◆ **PROVIDED DATA**
**********

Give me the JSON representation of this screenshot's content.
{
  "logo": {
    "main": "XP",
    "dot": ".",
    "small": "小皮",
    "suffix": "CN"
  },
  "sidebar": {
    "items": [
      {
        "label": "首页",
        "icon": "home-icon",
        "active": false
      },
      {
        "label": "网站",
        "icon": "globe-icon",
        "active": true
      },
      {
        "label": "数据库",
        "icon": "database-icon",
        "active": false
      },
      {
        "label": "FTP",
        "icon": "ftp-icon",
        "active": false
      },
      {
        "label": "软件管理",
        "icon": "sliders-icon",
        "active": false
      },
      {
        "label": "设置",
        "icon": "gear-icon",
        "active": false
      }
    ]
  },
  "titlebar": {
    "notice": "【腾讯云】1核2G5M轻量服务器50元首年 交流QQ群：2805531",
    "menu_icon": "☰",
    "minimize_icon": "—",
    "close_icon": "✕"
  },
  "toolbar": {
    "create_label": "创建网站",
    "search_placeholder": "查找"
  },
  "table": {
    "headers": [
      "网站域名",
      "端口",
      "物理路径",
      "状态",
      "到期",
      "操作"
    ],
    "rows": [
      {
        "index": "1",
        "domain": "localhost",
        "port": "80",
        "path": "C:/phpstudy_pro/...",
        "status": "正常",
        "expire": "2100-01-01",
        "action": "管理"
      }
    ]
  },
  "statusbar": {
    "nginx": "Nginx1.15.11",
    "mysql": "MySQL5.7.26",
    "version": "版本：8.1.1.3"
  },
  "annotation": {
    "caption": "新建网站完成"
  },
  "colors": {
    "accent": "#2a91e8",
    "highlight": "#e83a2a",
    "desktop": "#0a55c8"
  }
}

**********

◆ **DIRECTIONS FOR THIS TASK**
Take the entries above and transcribe them in full.

◆ **ANSWER TO THIS EXERCISE**
Give me the JSON representation of this screenshot's content.
{
  "logo": {
    "main": "XP",
    "dot": ".",
    "small": "小皮",
    "suffix": "CN"
  },
  "sidebar": {
    "items": [
      {
        "label": "首页",
        "icon": "home-icon",
        "active": false
      },
      {
        "label": "网站",
        "icon": "globe-icon",
        "active": true
      },
      {
        "label": "数据库",
        "icon": "database-icon",
        "active": false
      },
      {
        "label": "FTP",
        "icon": "ftp-icon",
        "active": false
      },
      {
        "label": "软件管理",
        "icon": "sliders-icon",
        "active": false
      },
      {
        "label": "设置",
        "icon": "gear-icon",
        "active": false
      }
    ]
  },
  "titlebar": {
    "notice": "【腾讯云】1核2G5M轻量服务器50元首年 交流QQ群：2805531",
    "menu_icon": "☰",
    "minimize_icon": "—",
    "close_icon": "✕"
  },
  "toolbar": {
    "create_label": "创建网站",
    "search_placeholder": "查找"
  },
  "table": {
    "headers": [
      "网站域名",
      "端口",
      "物理路径",
      "状态",
      "到期",
      "操作"
    ],
    "rows": [
      {
        "index": "1",
        "domain": "localhost",
        "port": "80",
        "path": "C:/phpstudy_pro/...",
        "status": "正常",
        "expire": "2100-01-01",
        "action": "管理"
      }
    ]
  },
  "statusbar": {
    "nginx": "Nginx1.15.11",
    "mysql": "MySQL5.7.26",
    "version": "版本：8.1.1.3"
  },
  "annotation": {
    "caption": "新建网站完成"
  },
  "colors": {
    "accent": "#2a91e8",
    "highlight": "#e83a2a",
    "desktop": "#0a55c8"
  }
}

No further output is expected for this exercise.